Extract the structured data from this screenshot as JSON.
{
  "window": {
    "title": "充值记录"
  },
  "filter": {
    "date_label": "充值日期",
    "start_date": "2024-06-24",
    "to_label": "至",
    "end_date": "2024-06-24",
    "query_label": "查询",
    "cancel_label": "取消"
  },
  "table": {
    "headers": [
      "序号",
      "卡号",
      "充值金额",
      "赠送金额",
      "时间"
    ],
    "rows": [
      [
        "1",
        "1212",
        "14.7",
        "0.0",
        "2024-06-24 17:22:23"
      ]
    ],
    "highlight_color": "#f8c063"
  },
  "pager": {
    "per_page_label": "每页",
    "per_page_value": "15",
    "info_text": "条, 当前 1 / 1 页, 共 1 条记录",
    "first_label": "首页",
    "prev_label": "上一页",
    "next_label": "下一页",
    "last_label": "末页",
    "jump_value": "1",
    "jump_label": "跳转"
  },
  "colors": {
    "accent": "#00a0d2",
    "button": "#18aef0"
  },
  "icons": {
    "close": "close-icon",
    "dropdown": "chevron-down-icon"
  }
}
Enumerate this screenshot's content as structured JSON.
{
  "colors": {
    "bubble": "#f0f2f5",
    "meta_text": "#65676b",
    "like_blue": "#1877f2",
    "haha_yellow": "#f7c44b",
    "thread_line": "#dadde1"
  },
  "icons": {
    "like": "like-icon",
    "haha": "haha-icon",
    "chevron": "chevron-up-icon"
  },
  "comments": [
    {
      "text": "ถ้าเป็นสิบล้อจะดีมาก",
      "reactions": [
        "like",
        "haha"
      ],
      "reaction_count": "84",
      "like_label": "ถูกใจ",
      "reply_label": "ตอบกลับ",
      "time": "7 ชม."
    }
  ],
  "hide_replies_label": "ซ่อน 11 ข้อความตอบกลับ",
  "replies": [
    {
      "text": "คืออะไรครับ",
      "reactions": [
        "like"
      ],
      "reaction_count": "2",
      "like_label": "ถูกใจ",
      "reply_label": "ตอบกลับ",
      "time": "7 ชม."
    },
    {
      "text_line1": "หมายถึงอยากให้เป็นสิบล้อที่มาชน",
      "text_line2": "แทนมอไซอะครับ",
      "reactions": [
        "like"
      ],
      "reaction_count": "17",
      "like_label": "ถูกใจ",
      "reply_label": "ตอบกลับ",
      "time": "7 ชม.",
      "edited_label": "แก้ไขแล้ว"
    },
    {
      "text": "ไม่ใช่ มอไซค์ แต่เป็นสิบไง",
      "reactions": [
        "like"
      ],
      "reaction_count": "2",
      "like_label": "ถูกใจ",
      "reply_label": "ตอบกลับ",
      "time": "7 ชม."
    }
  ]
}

# The problem
Please return the data above exactly as given.

# Answer to this task
Extract the structured data from this screenshot as JSON.
{
  "window": {
    "title": "充值记录"
  },
  "filter": {
    "date_label": "充值日期",
    "start_date": "2024-06-24",
    "to_label": "至",
    "end_date": "2024-06-24",
    "query_label": "查询",
    "cancel_label": "取消"
  },
  "table": {
    "headers": [
      "序号",
      "卡号",
      "充值金额",
      "赠送金额",
      "时间"
    ],
    "rows": [
      [
        "1",
        "1212",
        "14.7",
        "0.0",
        "2024-06-24 17:22:23"
      ]
    ],
    "highlight_color": "#f8c063"
  },
  "pager": {
    "per_page_label": "每页",
    "per_page_value": "15",
    "info_text": "条, 当前 1 / 1 页, 共 1 条记录",
    "first_label": "首页",
    "prev_label": "上一页",
    "next_label": "下一页",
    "last_label": "末页",
    "jump_value": "1",
    "jump_label": "跳转"
  },
  "colors": {
    "accent": "#00a0d2",
    "button": "#18aef0"
  },
  "icons": {
    "close": "close-icon",
    "dropdown": "chevron-down-icon"
  }
}
Enumerate this screenshot's content as structured JSON.
{
  "colors": {
    "bubble": "#f0f2f5",
    "meta_text": "#65676b",
    "like_blue": "#1877f2",
    "haha_yellow": "#f7c44b",
    "thread_line": "#dadde1"
  },
  "icons": {
    "like": "like-icon",
    "haha": "haha-icon",
    "chevron": "chevron-up-icon"
  },
  "comments": [
    {
      "text": "ถ้าเป็นสิบล้อจะดีมาก",
      "reactions": [
        "like",
        "haha"
      ],
      "reaction_count": "84",
      "like_label": "ถูกใจ",
      "reply_label": "ตอบกลับ",
      "time": "7 ชม."
    }
  ],
  "hide_replies_label": "ซ่อน 11 ข้อความตอบกลับ",
  "replies": [
    {
      "text": "คืออะไรครับ",
      "reactions": [
        "like"
      ],
      "reaction_count": "2",
      "like_label": "ถูกใจ",
      "reply_label": "ตอบกลับ",
      "time": "7 ชม."
    },
    {
      "text_line1": "หมายถึงอยากให้เป็นสิบล้อที่มาชน",
      "text_line2": "แทนมอไซอะครับ",
      "reactions": [
        "like"
      ],
      "reaction_count": "17",
      "like_label": "ถูกใจ",
      "reply_label": "ตอบกลับ",
      "time": "7 ชม.",
      "edited_label": "แก้ไขแล้ว"
    },
    {
      "text": "ไม่ใช่ มอไซค์ แต่เป็นสิบไง",
      "reactions": [
        "like"
      ],
      "reaction_count": "2",
      "like_label": "ถูกใจ",
      "reply_label": "ตอบกลับ",
      "time": "7 ชม."
    }
  ]
}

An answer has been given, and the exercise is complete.